THE INPUT
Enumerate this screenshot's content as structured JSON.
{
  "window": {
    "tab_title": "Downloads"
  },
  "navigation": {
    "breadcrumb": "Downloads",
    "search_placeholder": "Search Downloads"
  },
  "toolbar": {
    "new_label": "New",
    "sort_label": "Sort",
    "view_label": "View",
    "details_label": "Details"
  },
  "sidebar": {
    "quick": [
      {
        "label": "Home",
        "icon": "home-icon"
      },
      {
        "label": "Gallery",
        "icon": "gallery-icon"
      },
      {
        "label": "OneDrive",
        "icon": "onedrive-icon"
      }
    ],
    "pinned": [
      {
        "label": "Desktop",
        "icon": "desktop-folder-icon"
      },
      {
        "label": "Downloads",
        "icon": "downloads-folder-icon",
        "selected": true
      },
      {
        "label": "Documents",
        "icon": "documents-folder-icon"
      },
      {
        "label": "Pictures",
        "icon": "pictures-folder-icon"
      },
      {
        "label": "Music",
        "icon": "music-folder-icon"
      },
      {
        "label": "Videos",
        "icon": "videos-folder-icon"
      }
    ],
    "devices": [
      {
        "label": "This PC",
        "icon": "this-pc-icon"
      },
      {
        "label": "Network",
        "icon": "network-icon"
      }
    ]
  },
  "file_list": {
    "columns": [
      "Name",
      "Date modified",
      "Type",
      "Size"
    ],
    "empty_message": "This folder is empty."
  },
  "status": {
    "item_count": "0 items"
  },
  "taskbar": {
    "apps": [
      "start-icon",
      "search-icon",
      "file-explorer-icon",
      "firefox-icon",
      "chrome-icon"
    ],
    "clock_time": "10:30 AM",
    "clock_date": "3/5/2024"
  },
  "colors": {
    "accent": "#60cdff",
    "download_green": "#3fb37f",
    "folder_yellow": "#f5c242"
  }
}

AIM
Transcribe every entry exactly, omitting nothing.

FULL ANSWER
Enumerate this screenshot's content as structured JSON.
{
  "window": {
    "tab_title": "Downloads"
  },
  "navigation": {
    "breadcrumb": "Downloads",
    "search_placeholder": "Search Downloads"
  },
  "toolbar": {
    "new_label": "New",
    "sort_label": "Sort",
    "view_label": "View",
    "details_label": "Details"
  },
  "sidebar": {
    "quick": [
      {
        "label": "Home",
        "icon": "home-icon"
      },
      {
        "label": "Gallery",
        "icon": "gallery-icon"
      },
      {
        "label": "OneDrive",
        "icon": "onedrive-icon"
      }
    ],
    "pinned": [
      {
        "label": "Desktop",
        "icon": "desktop-folder-icon"
      },
      {
        "label": "Downloads",
        "icon": "downloads-folder-icon",
        "selected": true
      },
      {
        "label": "Documents",
        "icon": "documents-folder-icon"
      },
      {
        "label": "Pictures",
        "icon": "pictures-folder-icon"
      },
      {
        "label": "Music",
        "icon": "music-folder-icon"
      },
      {
        "label": "Videos",
        "icon": "videos-folder-icon"
      }
    ],
    "devices": [
      {
        "label": "This PC",
        "icon": "this-pc-icon"
      },
      {
        "label": "Network",
        "icon": "network-icon"
      }
    ]
  },
  "file_list": {
    "columns": [
      "Name",
      "Date modified",
      "Type",
      "Size"
    ],
    "empty_message": "This folder is empty."
  },
  "status": {
    "item_count": "0 items"
  },
  "taskbar": {
    "apps": [
      "start-icon",
      "search-icon",
      "file-explorer-icon",
      "firefox-icon",
      "chrome-icon"
    ],
    "clock_time": "10:30 AM",
    "clock_date": "3/5/2024"
  },
  "colors": {
    "accent": "#60cdff",
    "download_green": "#3fb37f",
    "folder_yellow": "#f5c242"
  }
}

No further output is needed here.